• _To do_
Extract each line of the material that follows exactly and omit its pictures.

Stored records
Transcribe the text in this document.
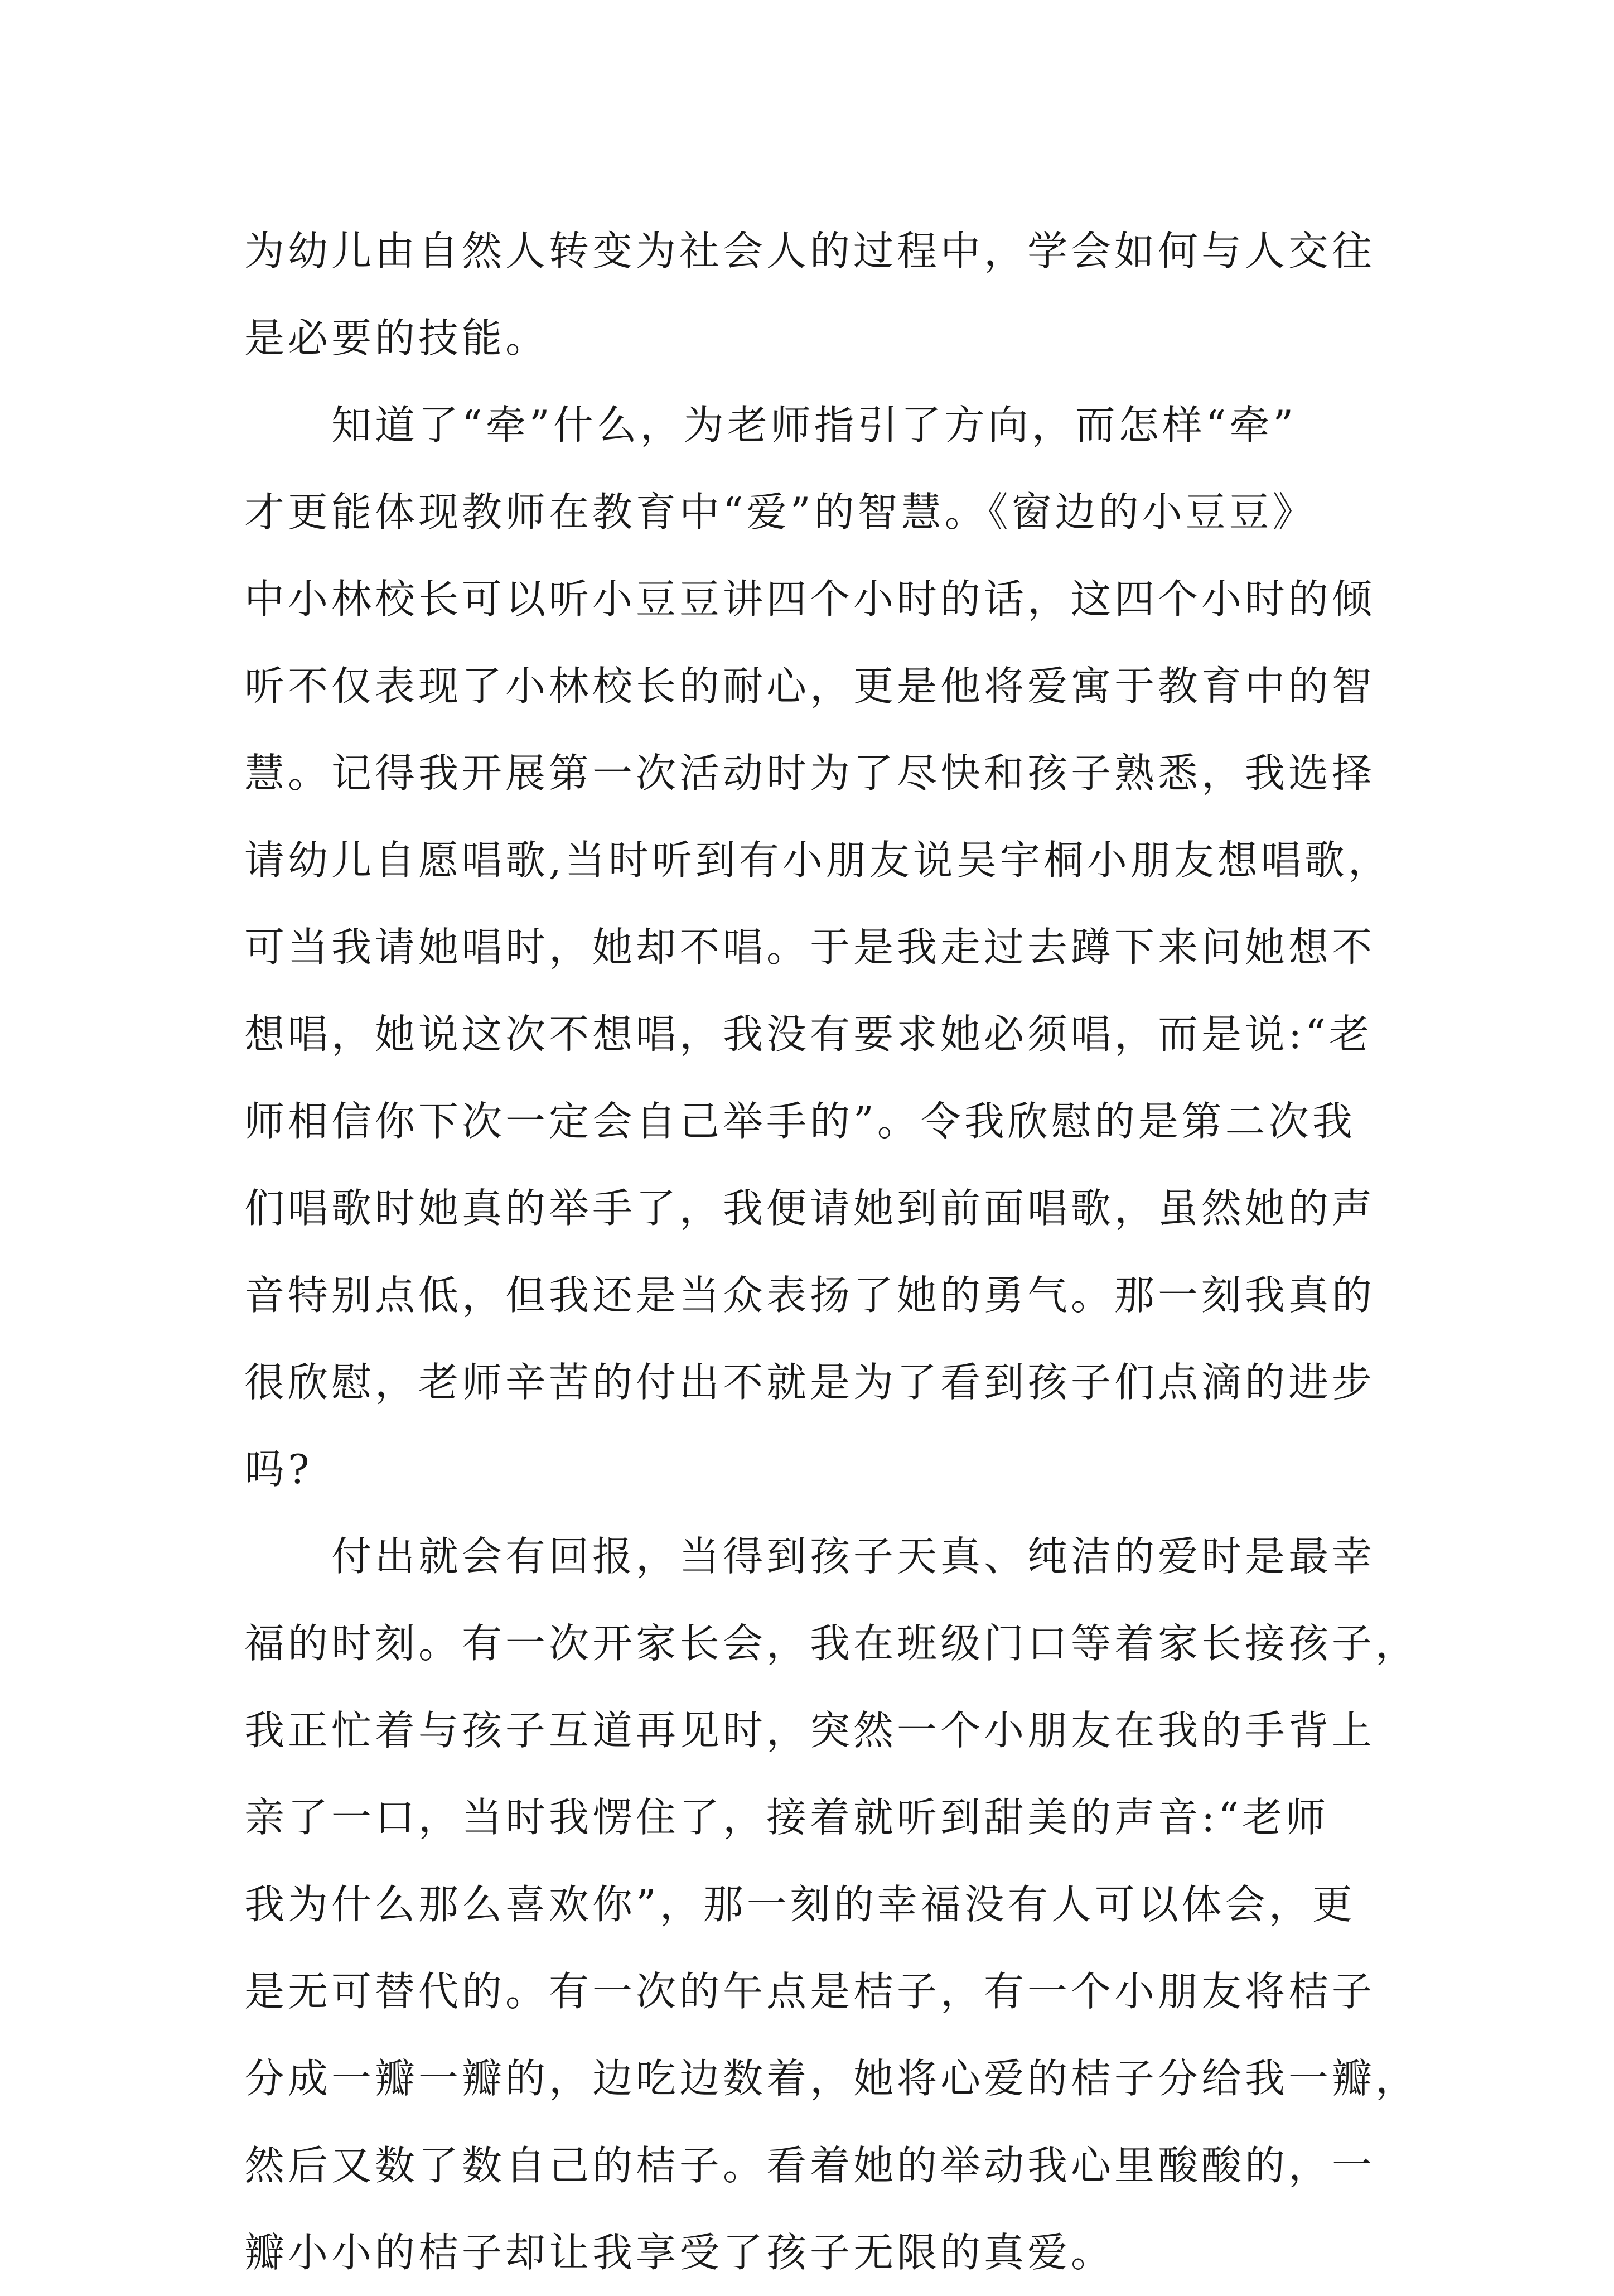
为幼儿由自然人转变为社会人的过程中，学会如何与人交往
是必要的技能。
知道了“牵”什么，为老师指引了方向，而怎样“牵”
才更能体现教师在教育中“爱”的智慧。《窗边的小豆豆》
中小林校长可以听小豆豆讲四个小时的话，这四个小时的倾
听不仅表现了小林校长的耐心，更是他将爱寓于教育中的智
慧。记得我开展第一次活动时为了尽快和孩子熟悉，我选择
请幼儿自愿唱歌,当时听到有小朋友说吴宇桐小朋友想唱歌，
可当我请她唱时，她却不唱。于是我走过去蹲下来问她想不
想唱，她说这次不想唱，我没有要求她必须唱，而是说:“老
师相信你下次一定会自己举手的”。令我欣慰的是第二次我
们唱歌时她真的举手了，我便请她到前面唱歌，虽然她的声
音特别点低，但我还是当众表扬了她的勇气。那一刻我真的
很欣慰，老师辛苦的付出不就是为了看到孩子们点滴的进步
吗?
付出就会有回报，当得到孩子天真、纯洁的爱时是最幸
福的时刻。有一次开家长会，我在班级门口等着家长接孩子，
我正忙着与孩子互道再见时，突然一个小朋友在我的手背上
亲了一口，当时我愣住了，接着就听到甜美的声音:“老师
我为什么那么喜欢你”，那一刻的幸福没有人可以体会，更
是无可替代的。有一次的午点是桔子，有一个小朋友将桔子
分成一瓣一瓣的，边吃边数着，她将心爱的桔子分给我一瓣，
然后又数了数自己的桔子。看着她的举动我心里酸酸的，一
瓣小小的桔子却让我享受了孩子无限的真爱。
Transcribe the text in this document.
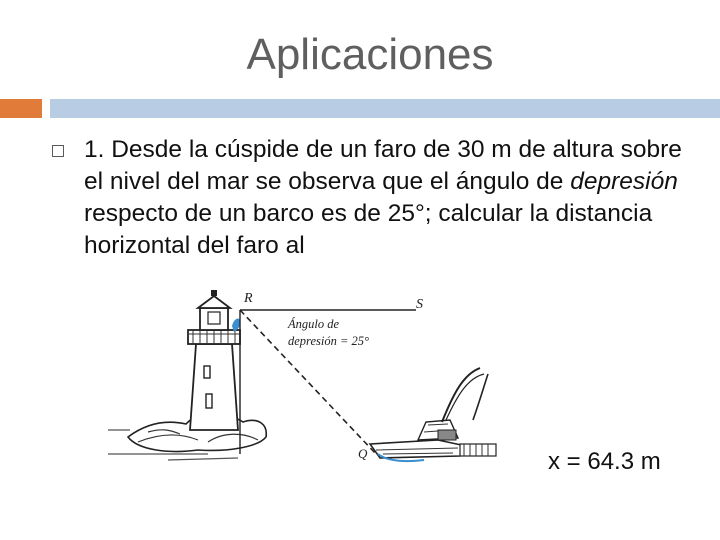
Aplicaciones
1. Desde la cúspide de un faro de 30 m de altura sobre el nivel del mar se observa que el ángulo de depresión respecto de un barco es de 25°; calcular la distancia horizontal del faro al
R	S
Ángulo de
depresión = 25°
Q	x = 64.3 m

• _Complete answer_
Transcribe the text in this document.
为幼儿由自然人转变为社会人的过程中，学会如何与人交往
是必要的技能。
知道了“牵”什么，为老师指引了方向，而怎样“牵”
才更能体现教师在教育中“爱”的智慧。《窗边的小豆豆》
中小林校长可以听小豆豆讲四个小时的话，这四个小时的倾
听不仅表现了小林校长的耐心，更是他将爱寓于教育中的智
慧。记得我开展第一次活动时为了尽快和孩子熟悉，我选择
请幼儿自愿唱歌,当时听到有小朋友说吴宇桐小朋友想唱歌，
可当我请她唱时，她却不唱。于是我走过去蹲下来问她想不
想唱，她说这次不想唱，我没有要求她必须唱，而是说:“老
师相信你下次一定会自己举手的”。令我欣慰的是第二次我
们唱歌时她真的举手了，我便请她到前面唱歌，虽然她的声
音特别点低，但我还是当众表扬了她的勇气。那一刻我真的
很欣慰，老师辛苦的付出不就是为了看到孩子们点滴的进步
吗?
付出就会有回报，当得到孩子天真、纯洁的爱时是最幸
福的时刻。有一次开家长会，我在班级门口等着家长接孩子，
我正忙着与孩子互道再见时，突然一个小朋友在我的手背上
亲了一口，当时我愣住了，接着就听到甜美的声音:“老师
我为什么那么喜欢你”，那一刻的幸福没有人可以体会，更
是无可替代的。有一次的午点是桔子，有一个小朋友将桔子
分成一瓣一瓣的，边吃边数着，她将心爱的桔子分给我一瓣，
然后又数了数自己的桔子。看着她的举动我心里酸酸的，一
瓣小小的桔子却让我享受了孩子无限的真爱。
Transcribe the text in this document.
Aplicaciones
1. Desde la cúspide de un faro de 30 m de altura sobre el nivel del mar se observa que el ángulo de depresión respecto de un barco es de 25°; calcular la distancia horizontal del faro al
R	S
Ángulo de
depresión = 25°
Q	x = 64.3 m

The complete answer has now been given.